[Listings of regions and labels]
****************
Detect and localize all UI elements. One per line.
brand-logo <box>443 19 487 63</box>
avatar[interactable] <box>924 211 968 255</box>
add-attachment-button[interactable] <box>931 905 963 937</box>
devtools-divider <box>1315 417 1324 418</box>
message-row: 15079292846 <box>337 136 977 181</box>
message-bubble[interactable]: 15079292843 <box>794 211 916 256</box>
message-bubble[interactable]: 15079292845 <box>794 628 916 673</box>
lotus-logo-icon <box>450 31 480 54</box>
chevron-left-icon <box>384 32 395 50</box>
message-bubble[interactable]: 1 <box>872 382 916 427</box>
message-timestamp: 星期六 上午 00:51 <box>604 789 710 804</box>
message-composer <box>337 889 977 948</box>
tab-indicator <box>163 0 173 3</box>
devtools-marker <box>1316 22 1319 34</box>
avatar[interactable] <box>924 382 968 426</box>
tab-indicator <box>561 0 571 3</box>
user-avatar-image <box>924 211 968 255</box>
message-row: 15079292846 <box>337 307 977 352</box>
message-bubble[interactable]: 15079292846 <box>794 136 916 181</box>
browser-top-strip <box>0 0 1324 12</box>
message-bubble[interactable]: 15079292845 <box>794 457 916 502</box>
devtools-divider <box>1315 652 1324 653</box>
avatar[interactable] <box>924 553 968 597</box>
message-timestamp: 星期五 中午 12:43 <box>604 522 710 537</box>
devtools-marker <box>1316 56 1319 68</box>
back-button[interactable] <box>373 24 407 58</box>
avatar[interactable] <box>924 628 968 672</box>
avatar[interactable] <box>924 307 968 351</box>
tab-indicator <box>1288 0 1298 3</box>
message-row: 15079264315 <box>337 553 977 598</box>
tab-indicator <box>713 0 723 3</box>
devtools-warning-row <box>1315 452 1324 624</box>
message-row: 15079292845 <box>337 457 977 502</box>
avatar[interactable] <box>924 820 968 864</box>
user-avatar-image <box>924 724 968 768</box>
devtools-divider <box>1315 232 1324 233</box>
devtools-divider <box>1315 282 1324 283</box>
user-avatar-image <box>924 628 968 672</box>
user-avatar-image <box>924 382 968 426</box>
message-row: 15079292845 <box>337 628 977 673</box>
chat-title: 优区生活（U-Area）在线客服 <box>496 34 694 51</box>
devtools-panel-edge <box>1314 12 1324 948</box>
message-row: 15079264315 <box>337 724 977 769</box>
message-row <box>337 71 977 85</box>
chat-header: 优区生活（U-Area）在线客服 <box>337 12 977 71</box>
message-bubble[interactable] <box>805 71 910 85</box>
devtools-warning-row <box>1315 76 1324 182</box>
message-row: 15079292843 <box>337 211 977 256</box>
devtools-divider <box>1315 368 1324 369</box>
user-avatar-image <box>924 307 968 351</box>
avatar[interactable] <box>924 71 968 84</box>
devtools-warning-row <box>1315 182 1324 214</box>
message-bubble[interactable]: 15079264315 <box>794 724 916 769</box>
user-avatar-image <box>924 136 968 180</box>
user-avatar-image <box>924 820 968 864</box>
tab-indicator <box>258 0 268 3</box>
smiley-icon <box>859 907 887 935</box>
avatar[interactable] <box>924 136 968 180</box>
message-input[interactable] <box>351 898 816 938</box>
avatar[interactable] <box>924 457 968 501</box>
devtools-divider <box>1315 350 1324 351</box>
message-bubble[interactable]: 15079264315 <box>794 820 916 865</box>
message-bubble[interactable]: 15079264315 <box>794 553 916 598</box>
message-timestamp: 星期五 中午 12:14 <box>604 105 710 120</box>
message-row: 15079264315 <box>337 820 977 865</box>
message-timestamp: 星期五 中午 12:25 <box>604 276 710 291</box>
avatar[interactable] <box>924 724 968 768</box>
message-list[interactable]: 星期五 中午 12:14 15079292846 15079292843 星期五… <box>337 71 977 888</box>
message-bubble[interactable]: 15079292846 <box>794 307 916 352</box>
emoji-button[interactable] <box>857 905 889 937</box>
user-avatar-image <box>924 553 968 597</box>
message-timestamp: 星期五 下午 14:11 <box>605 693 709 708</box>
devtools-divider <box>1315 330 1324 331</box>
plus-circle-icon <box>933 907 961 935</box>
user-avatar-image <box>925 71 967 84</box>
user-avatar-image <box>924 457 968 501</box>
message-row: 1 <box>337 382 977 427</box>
****************
#### [TASK TO CARRY OUT]
Identify each line in the material above that contains the string "marker", matching case, and copy those lines in full.

#### [TASK RESPONSE]
devtools-marker <box>1316 22 1319 34</box>
devtools-marker <box>1316 56 1319 68</box>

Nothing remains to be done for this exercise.